** Extracto seleccionado **
20/06/2007 José Enebral
Si ya abrimos espacio en la década anterior a las emociones en la empresa, parece llegado el momento de que la intuición salga de la semiclandestinidad en beneficio de nuestro aprendizaje, de nuestras decisiones y de nuestro empeño y desempeño tras los resultados. Nuestro perfil competencial se ve ciertamente enriquecido por la intuición: ésta nutre nuestra empatía, creatividad, perspicacia, prudencia, sagacidad, objetividad, perspectiva…
Nos amparamos en la razón y lo seguiremos haciendo, pero lo cierto es que la intuición nos acompaña cada día en el trabajo; nos ayuda a advertir riesgos, a identificar oportunidades, a confiar o desconfiar, a percibir realidades ocultas, a comunicarnos, a reaccionar en ocasiones especiales, a fluir en la tarea, a encontrar soluciones innovadoras, etc. Cuando la inteligencia consciente no resuelve, incubamos la contribución intuitiva, que también aparece de modo súbito o automático, si tiene algo importante que decirnos. Parece, en efecto, haber otra inteligencia, subyacente y más potente, que nos acompaña en las relaciones interpersonales, en la toma de decisiones, en la solución de problemas o en la orientación de esfuerzos. La intuición no viene a constituir una alternativa a la razón, pero sí un complemento valioso que ésta —la razón, a veces poco receptiva— no debe desestimar: un complemento a cultivar.
El lector habrá tenido experiencias similares: una solución repentina a lo que llevaba tiempo intentando solucionar; una buena idea, quizá matutina, aplicable en su cometido; un sólido sentido de dirección, de camino por el que hacer avanzar su esfuerzo; un sentimiento de confianza (o desconfianza) hacia una persona, un asunto, un proyecto, una información…; una sensación visceral de advertencia sobre riesgos o peligros; una interesante abstracción o conexión, surgida súbitamente del estudio de una documentación; una epifanía anuente o reprobadora, o quizá reveladora sobre una inquietud que le desazonaba; una igualmente reveladora y oportuna interpretación o inferencia durante una conversación… Todo esto, y alguna más, son manifestaciones cotidianas de la intuición a las que no podemos ni debemos renunciar.

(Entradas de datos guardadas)
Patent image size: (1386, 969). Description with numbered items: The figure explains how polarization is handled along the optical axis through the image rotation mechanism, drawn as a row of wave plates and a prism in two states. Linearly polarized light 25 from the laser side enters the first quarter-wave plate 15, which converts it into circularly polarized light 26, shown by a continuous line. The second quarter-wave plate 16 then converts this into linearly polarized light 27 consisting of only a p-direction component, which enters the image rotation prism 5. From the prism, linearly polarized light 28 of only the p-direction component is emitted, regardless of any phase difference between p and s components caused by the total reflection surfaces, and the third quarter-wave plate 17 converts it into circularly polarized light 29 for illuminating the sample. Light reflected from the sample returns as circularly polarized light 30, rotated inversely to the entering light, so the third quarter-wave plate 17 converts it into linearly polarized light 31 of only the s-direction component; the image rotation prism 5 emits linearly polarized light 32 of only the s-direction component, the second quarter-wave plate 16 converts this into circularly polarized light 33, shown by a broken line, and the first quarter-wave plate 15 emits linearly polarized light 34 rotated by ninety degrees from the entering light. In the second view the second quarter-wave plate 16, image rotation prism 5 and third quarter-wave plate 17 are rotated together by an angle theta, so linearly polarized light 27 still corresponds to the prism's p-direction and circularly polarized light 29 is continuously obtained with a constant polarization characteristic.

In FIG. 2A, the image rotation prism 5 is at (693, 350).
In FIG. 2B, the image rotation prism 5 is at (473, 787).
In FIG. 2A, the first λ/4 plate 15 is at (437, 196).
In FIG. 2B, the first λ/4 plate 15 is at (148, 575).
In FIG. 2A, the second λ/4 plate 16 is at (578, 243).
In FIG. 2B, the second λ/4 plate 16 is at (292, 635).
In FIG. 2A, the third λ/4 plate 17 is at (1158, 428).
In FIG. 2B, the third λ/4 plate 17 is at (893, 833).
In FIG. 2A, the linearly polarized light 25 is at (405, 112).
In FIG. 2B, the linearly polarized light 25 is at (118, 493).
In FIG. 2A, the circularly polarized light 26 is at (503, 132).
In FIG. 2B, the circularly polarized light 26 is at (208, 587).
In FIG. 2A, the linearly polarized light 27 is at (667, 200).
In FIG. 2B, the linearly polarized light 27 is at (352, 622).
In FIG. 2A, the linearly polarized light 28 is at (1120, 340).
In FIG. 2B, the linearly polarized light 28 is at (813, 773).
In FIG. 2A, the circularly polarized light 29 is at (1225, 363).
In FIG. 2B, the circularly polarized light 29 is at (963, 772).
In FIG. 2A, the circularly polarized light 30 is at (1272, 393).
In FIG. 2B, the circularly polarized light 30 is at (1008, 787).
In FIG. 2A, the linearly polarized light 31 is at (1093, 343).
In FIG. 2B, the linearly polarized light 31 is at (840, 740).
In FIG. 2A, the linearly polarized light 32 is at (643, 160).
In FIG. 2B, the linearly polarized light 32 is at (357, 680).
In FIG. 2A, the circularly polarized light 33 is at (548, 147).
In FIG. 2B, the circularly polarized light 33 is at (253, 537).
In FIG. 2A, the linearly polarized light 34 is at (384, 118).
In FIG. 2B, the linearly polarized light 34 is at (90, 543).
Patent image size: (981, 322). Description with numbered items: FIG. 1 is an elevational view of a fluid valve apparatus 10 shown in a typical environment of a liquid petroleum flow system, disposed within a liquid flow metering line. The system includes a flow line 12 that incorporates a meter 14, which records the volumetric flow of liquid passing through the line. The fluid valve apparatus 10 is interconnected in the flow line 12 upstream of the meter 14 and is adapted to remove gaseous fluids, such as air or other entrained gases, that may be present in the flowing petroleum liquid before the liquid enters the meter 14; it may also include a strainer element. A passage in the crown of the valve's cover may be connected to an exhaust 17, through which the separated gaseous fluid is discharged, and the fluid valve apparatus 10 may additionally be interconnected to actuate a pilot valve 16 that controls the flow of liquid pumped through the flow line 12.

** Tarea **
Copia del extracto sobre la intuición en el trabajo el fragmento que va desde "El lector habrá" hasta "ni debemos renunciar.", ambos incluidos, y sustituye "solución repentina" por "respuesta inesperada". Este material es independiente del extracto.

** Tu respuesta **
El lector habrá tenido experiencias similares: una respuesta inesperada a lo que llevaba tiempo intentando solucionar; una buena idea, quizá matutina, aplicable en su cometido; un sólido sentido de dirección, de camino por el que hacer avanzar su esfuerzo; un sentimiento de confianza (o desconfianza) hacia una persona, un asunto, un proyecto, una información…; una sensación visceral de advertencia sobre riesgos o peligros; una interesante abstracción o conexión, surgida súbitamente del estudio de una documentación; una epifanía anuente o reprobadora, o quizá reveladora sobre una inquietud que le desazonaba; una igualmente reveladora y oportuna interpretación o inferencia durante una conversación… Todo esto, y alguna más, son manifestaciones cotidianas de la intuición a las que no podemos ni debemos renunciar.